====== EXCERPTED DATA ======

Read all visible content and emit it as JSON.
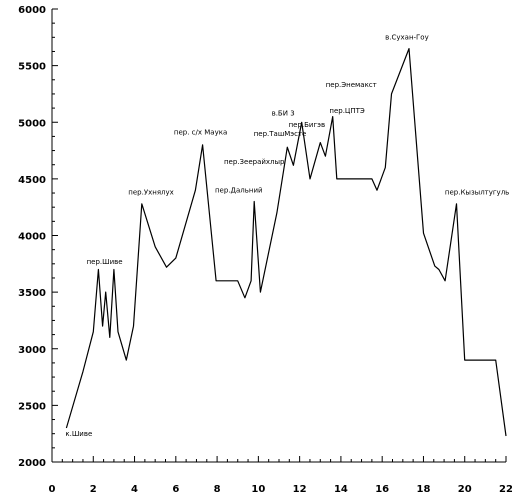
{
  "chart_data": {
    "type": "line",
    "title": "",
    "xlabel": "",
    "ylabel": "",
    "xlim": [
      0,
      22
    ],
    "ylim": [
      2000,
      6000
    ],
    "x_ticks": [
      0,
      2,
      4,
      6,
      8,
      10,
      12,
      14,
      16,
      18,
      20,
      22
    ],
    "y_ticks": [
      2000,
      2500,
      3000,
      3500,
      4000,
      4500,
      5000,
      5500,
      6000
    ],
    "x_tick_labels": [
      "0",
      "2",
      "4",
      "6",
      "8",
      "10",
      "12",
      "14",
      "16",
      "18",
      "20",
      "22"
    ],
    "y_tick_labels": [
      "2000",
      "2500",
      "3000",
      "3500",
      "4000",
      "4500",
      "5000",
      "5500",
      "6000"
    ],
    "grid": false,
    "series": [
      {
        "x": [
          0.7,
          1.5,
          2.0,
          2.25,
          2.45,
          2.6,
          2.8,
          3.0,
          3.2,
          3.6,
          3.95,
          4.35,
          5.0,
          5.55,
          6.0,
          6.95,
          7.3,
          7.95,
          9.0,
          9.35,
          9.65,
          9.8,
          10.1,
          10.9,
          11.4,
          11.7,
          12.1,
          12.5,
          13.0,
          13.25,
          13.6,
          13.8,
          15.5,
          15.75,
          16.15,
          16.45,
          17.3,
          18.0,
          18.55,
          18.75,
          19.05,
          19.6,
          20.0,
          21.5,
          22.0
        ],
        "y": [
          2300,
          2800,
          3150,
          3700,
          3200,
          3500,
          3100,
          3700,
          3150,
          2900,
          3200,
          4280,
          3900,
          3720,
          3800,
          4400,
          4800,
          3600,
          3600,
          3450,
          3600,
          4300,
          3500,
          4200,
          4780,
          4620,
          5000,
          4500,
          4820,
          4700,
          5050,
          4500,
          4500,
          4400,
          4600,
          5250,
          5650,
          4020,
          3730,
          3700,
          3600,
          4280,
          2900,
          2900,
          2230
        ]
      }
    ],
    "annotations": [
      {
        "text": "к.Шиве",
        "x": 1.3,
        "y": 2230
      },
      {
        "text": "пер.Шиве",
        "x": 2.55,
        "y": 3750
      },
      {
        "text": "пер.Ухнялух",
        "x": 4.8,
        "y": 4360
      },
      {
        "text": "пер. c/х Маука",
        "x": 7.2,
        "y": 4890
      },
      {
        "text": "пер.Дальний",
        "x": 9.05,
        "y": 4380
      },
      {
        "text": "пер.Зеерайхлыр",
        "x": 9.8,
        "y": 4630
      },
      {
        "text": "пер.ТашМэсте",
        "x": 11.05,
        "y": 4880
      },
      {
        "text": "в.БИ 3",
        "x": 11.2,
        "y": 5060
      },
      {
        "text": "пер.Бигэв",
        "x": 12.35,
        "y": 4960
      },
      {
        "text": "пер.ЦПТЭ",
        "x": 14.3,
        "y": 5080
      },
      {
        "text": "пер.Энемакст",
        "x": 14.5,
        "y": 5310
      },
      {
        "text": "в.Сухан-Гоу",
        "x": 17.2,
        "y": 5730
      },
      {
        "text": "пер.Кызылтугуль",
        "x": 20.6,
        "y": 4360
      }
    ]
  }
}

======

REQUIREMENT =
Reproduce every record above exactly, but leave out the pictures.

CORRECT OUTPUT =
Read all visible content and emit it as JSON.
{
  "chart_data": {
    "type": "line",
    "title": "",
    "xlabel": "",
    "ylabel": "",
    "xlim": [
      0,
      22
    ],
    "ylim": [
      2000,
      6000
    ],
    "x_ticks": [
      0,
      2,
      4,
      6,
      8,
      10,
      12,
      14,
      16,
      18,
      20,
      22
    ],
    "y_ticks": [
      2000,
      2500,
      3000,
      3500,
      4000,
      4500,
      5000,
      5500,
      6000
    ],
    "x_tick_labels": [
      "0",
      "2",
      "4",
      "6",
      "8",
      "10",
      "12",
      "14",
      "16",
      "18",
      "20",
      "22"
    ],
    "y_tick_labels": [
      "2000",
      "2500",
      "3000",
      "3500",
      "4000",
      "4500",
      "5000",
      "5500",
      "6000"
    ],
    "grid": false,
    "series": [
      {
        "x": [
          0.7,
          1.5,
          2.0,
          2.25,
          2.45,
          2.6,
          2.8,
          3.0,
          3.2,
          3.6,
          3.95,
          4.35,
          5.0,
          5.55,
          6.0,
          6.95,
          7.3,
          7.95,
          9.0,
          9.35,
          9.65,
          9.8,
          10.1,
          10.9,
          11.4,
          11.7,
          12.1,
          12.5,
          13.0,
          13.25,
          13.6,
          13.8,
          15.5,
          15.75,
          16.15,
          16.45,
          17.3,
          18.0,
          18.55,
          18.75,
          19.05,
          19.6,
          20.0,
          21.5,
          22.0
        ],
        "y": [
          2300,
          2800,
          3150,
          3700,
          3200,
          3500,
          3100,
          3700,
          3150,
          2900,
          3200,
          4280,
          3900,
          3720,
          3800,
          4400,
          4800,
          3600,
          3600,
          3450,
          3600,
          4300,
          3500,
          4200,
          4780,
          4620,
          5000,
          4500,
          4820,
          4700,
          5050,
          4500,
          4500,
          4400,
          4600,
          5250,
          5650,
          4020,
          3730,
          3700,
          3600,
          4280,
          2900,
          2900,
          2230
        ]
      }
    ],
    "annotations": [
      {
        "text": "к.Шиве",
        "x": 1.3,
        "y": 2230
      },
      {
        "text": "пер.Шиве",
        "x": 2.55,
        "y": 3750
      },
      {
        "text": "пер.Ухнялух",
        "x": 4.8,
        "y": 4360
      },
      {
        "text": "пер. c/х Маука",
        "x": 7.2,
        "y": 4890
      },
      {
        "text": "пер.Дальний",
        "x": 9.05,
        "y": 4380
      },
      {
        "text": "пер.Зеерайхлыр",
        "x": 9.8,
        "y": 4630
      },
      {
        "text": "пер.ТашМэсте",
        "x": 11.05,
        "y": 4880
      },
      {
        "text": "в.БИ 3",
        "x": 11.2,
        "y": 5060
      },
      {
        "text": "пер.Бигэв",
        "x": 12.35,
        "y": 4960
      },
      {
        "text": "пер.ЦПТЭ",
        "x": 14.3,
        "y": 5080
      },
      {
        "text": "пер.Энемакст",
        "x": 14.5,
        "y": 5310
      },
      {
        "text": "в.Сухан-Гоу",
        "x": 17.2,
        "y": 5730
      },
      {
        "text": "пер.Кызылтугуль",
        "x": 20.6,
        "y": 4360
      }
    ]
  }
}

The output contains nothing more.